→ **THE TASK**: Return all entries precisely as they stand, without the images.

+++ ENTRIES SUPPLIED

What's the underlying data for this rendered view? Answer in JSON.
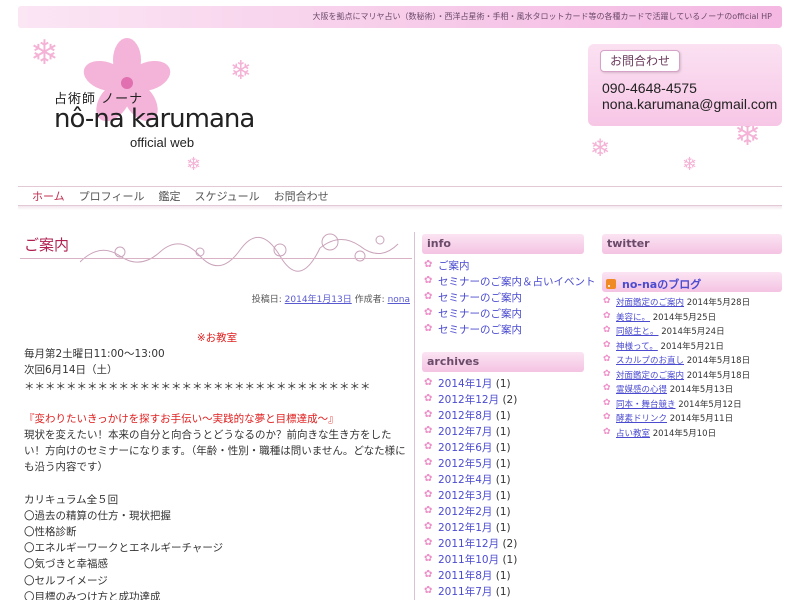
{
  "header": {
    "tagline": "大阪を拠点にマリヤ占い（数秘術）・西洋占星術・手相・風水タロットカード等の各種カードで活躍しているノーナのofficial HP",
    "logo_jp": "占術師 ノーナ",
    "logo_en": "nô-na karumana",
    "logo_sub": "official web"
  },
  "contact": {
    "button_label": "お問合わせ",
    "phone": "090-4648-4575",
    "email": "nona.karumana@gmail.com"
  },
  "nav": {
    "items": [
      "ホーム",
      "プロフィール",
      "鑑定",
      "スケジュール",
      "お問合わせ"
    ]
  },
  "article": {
    "title": "ご案内",
    "meta_prefix": "投稿日:",
    "meta_date": "2014年1月13日",
    "meta_author_label": "作成者:",
    "meta_author": "nona",
    "heading": "※お教室",
    "schedule_1": "毎月第2土曜日11:00～13:00",
    "schedule_2": "次回6月14日（土）",
    "stars": "＊＊＊＊＊＊＊＊＊＊＊＊＊＊＊＊＊＊＊＊＊＊＊＊＊＊＊＊＊＊＊＊＊",
    "catch": "『変わりたいきっかけを探すお手伝い～実践的な夢と目標達成～』",
    "desc": "現状を変えたい！本来の自分と向合うとどうなるのか？前向きな生き方をしたい！方向けのセミナーになります。（年齢・性別・職種は問いません。どなた様にも沿う内容です）",
    "curriculum_title": "カリキュラム全５回",
    "curriculum": [
      "〇過去の精算の仕方・現状把握",
      "〇性格診断",
      "〇エネルギーワークとエネルギーチャージ",
      "〇気づきと幸福感",
      "〇セルフイメージ",
      "〇目標のみつけ方と成功達成"
    ]
  },
  "info": {
    "title": "info",
    "items": [
      "ご案内",
      "セミナーのご案内＆占いイベント",
      "セミナーのご案内",
      "セミナーのご案内",
      "セミナーのご案内"
    ]
  },
  "archives": {
    "title": "archives",
    "items": [
      {
        "label": "2014年1月",
        "count": "(1)"
      },
      {
        "label": "2012年12月",
        "count": "(2)"
      },
      {
        "label": "2012年8月",
        "count": "(1)"
      },
      {
        "label": "2012年7月",
        "count": "(1)"
      },
      {
        "label": "2012年6月",
        "count": "(1)"
      },
      {
        "label": "2012年5月",
        "count": "(1)"
      },
      {
        "label": "2012年4月",
        "count": "(1)"
      },
      {
        "label": "2012年3月",
        "count": "(1)"
      },
      {
        "label": "2012年2月",
        "count": "(1)"
      },
      {
        "label": "2012年1月",
        "count": "(1)"
      },
      {
        "label": "2011年12月",
        "count": "(2)"
      },
      {
        "label": "2011年10月",
        "count": "(1)"
      },
      {
        "label": "2011年8月",
        "count": "(1)"
      },
      {
        "label": "2011年7月",
        "count": "(1)"
      }
    ]
  },
  "twitter": {
    "title": "twitter"
  },
  "blog": {
    "title": "no-naのブログ",
    "items": [
      {
        "label": "対面鑑定のご案内",
        "date": "2014年5月28日"
      },
      {
        "label": "美容に。",
        "date": "2014年5月25日"
      },
      {
        "label": "同級生と。",
        "date": "2014年5月24日"
      },
      {
        "label": "神様って。",
        "date": "2014年5月21日"
      },
      {
        "label": "スカルプのお直し",
        "date": "2014年5月18日"
      },
      {
        "label": "対面鑑定のご案内",
        "date": "2014年5月18日"
      },
      {
        "label": "霊媒感の心得",
        "date": "2014年5月13日"
      },
      {
        "label": "同本・舞台競き",
        "date": "2014年5月12日"
      },
      {
        "label": "酵素ドリンク",
        "date": "2014年5月11日"
      },
      {
        "label": "占い教室",
        "date": "2014年5月10日"
      }
    ]
  },
  "colors": {
    "accent": "#b02050",
    "link": "#4b4bd0",
    "widget_bg": "#f4c3e3",
    "bullet": "#ee8ec8"
  },
  "icons": {
    "flower": "flower-logo-icon",
    "snowflake": "snowflake-icon",
    "bullet": "flower-bullet-icon",
    "rss": "rss-icon"
  }
}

++++++

→ **FULL OUTPUT**:
What's the underlying data for this rendered view? Answer in JSON.
{
  "header": {
    "tagline": "大阪を拠点にマリヤ占い（数秘術）・西洋占星術・手相・風水タロットカード等の各種カードで活躍しているノーナのofficial HP",
    "logo_jp": "占術師 ノーナ",
    "logo_en": "nô-na karumana",
    "logo_sub": "official web"
  },
  "contact": {
    "button_label": "お問合わせ",
    "phone": "090-4648-4575",
    "email": "nona.karumana@gmail.com"
  },
  "nav": {
    "items": [
      "ホーム",
      "プロフィール",
      "鑑定",
      "スケジュール",
      "お問合わせ"
    ]
  },
  "article": {
    "title": "ご案内",
    "meta_prefix": "投稿日:",
    "meta_date": "2014年1月13日",
    "meta_author_label": "作成者:",
    "meta_author": "nona",
    "heading": "※お教室",
    "schedule_1": "毎月第2土曜日11:00～13:00",
    "schedule_2": "次回6月14日（土）",
    "stars": "＊＊＊＊＊＊＊＊＊＊＊＊＊＊＊＊＊＊＊＊＊＊＊＊＊＊＊＊＊＊＊＊＊",
    "catch": "『変わりたいきっかけを探すお手伝い～実践的な夢と目標達成～』",
    "desc": "現状を変えたい！本来の自分と向合うとどうなるのか？前向きな生き方をしたい！方向けのセミナーになります。（年齢・性別・職種は問いません。どなた様にも沿う内容です）",
    "curriculum_title": "カリキュラム全５回",
    "curriculum": [
      "〇過去の精算の仕方・現状把握",
      "〇性格診断",
      "〇エネルギーワークとエネルギーチャージ",
      "〇気づきと幸福感",
      "〇セルフイメージ",
      "〇目標のみつけ方と成功達成"
    ]
  },
  "info": {
    "title": "info",
    "items": [
      "ご案内",
      "セミナーのご案内＆占いイベント",
      "セミナーのご案内",
      "セミナーのご案内",
      "セミナーのご案内"
    ]
  },
  "archives": {
    "title": "archives",
    "items": [
      {
        "label": "2014年1月",
        "count": "(1)"
      },
      {
        "label": "2012年12月",
        "count": "(2)"
      },
      {
        "label": "2012年8月",
        "count": "(1)"
      },
      {
        "label": "2012年7月",
        "count": "(1)"
      },
      {
        "label": "2012年6月",
        "count": "(1)"
      },
      {
        "label": "2012年5月",
        "count": "(1)"
      },
      {
        "label": "2012年4月",
        "count": "(1)"
      },
      {
        "label": "2012年3月",
        "count": "(1)"
      },
      {
        "label": "2012年2月",
        "count": "(1)"
      },
      {
        "label": "2012年1月",
        "count": "(1)"
      },
      {
        "label": "2011年12月",
        "count": "(2)"
      },
      {
        "label": "2011年10月",
        "count": "(1)"
      },
      {
        "label": "2011年8月",
        "count": "(1)"
      },
      {
        "label": "2011年7月",
        "count": "(1)"
      }
    ]
  },
  "twitter": {
    "title": "twitter"
  },
  "blog": {
    "title": "no-naのブログ",
    "items": [
      {
        "label": "対面鑑定のご案内",
        "date": "2014年5月28日"
      },
      {
        "label": "美容に。",
        "date": "2014年5月25日"
      },
      {
        "label": "同級生と。",
        "date": "2014年5月24日"
      },
      {
        "label": "神様って。",
        "date": "2014年5月21日"
      },
      {
        "label": "スカルプのお直し",
        "date": "2014年5月18日"
      },
      {
        "label": "対面鑑定のご案内",
        "date": "2014年5月18日"
      },
      {
        "label": "霊媒感の心得",
        "date": "2014年5月13日"
      },
      {
        "label": "同本・舞台競き",
        "date": "2014年5月12日"
      },
      {
        "label": "酵素ドリンク",
        "date": "2014年5月11日"
      },
      {
        "label": "占い教室",
        "date": "2014年5月10日"
      }
    ]
  },
  "colors": {
    "accent": "#b02050",
    "link": "#4b4bd0",
    "widget_bg": "#f4c3e3",
    "bullet": "#ee8ec8"
  },
  "icons": {
    "flower": "flower-logo-icon",
    "snowflake": "snowflake-icon",
    "bullet": "flower-bullet-icon",
    "rss": "rss-icon"
  }
}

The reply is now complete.